Request —
What is the number of lines in the entries that include the word "name"? Respond with the number only.

Available data —
[BEGIN]

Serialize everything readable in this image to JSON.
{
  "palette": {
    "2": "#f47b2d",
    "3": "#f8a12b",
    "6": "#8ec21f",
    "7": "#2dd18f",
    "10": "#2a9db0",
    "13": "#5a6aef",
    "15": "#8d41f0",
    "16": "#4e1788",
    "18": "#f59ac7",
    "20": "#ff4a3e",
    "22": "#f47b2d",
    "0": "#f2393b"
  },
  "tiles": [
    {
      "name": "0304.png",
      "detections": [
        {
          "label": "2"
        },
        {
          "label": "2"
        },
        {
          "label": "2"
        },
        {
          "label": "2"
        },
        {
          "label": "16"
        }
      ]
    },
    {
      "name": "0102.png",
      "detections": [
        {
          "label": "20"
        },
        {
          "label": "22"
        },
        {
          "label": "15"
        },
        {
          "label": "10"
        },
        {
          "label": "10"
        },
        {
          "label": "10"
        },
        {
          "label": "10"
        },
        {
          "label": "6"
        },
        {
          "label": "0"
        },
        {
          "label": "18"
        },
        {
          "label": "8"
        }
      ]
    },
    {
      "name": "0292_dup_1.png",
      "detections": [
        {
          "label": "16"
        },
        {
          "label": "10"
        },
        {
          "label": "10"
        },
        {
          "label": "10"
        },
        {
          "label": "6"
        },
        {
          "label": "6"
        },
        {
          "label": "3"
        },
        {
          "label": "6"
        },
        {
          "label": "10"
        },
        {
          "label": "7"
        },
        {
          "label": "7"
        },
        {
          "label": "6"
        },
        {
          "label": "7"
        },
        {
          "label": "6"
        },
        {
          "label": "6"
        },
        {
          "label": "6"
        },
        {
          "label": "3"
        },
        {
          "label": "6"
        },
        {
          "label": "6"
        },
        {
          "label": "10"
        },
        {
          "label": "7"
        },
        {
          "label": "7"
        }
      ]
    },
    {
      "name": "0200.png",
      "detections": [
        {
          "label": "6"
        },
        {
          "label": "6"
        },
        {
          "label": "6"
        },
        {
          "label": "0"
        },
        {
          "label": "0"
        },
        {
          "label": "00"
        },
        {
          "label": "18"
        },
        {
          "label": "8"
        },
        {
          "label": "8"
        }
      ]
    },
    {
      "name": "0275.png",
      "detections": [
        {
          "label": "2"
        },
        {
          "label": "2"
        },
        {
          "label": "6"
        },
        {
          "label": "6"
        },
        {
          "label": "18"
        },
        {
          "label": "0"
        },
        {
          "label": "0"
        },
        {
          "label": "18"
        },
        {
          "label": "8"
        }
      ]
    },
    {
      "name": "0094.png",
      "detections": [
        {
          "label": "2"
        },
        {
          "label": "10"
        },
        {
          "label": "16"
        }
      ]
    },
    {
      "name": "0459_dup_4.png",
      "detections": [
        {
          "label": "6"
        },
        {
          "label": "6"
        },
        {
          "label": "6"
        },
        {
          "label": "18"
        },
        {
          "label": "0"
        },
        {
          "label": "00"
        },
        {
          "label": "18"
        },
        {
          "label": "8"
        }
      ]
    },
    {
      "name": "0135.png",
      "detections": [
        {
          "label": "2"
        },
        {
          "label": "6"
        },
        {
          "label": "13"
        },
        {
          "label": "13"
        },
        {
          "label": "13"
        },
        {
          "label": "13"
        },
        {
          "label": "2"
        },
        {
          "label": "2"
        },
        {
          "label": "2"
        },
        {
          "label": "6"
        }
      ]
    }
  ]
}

[END]

Answer for the task —
8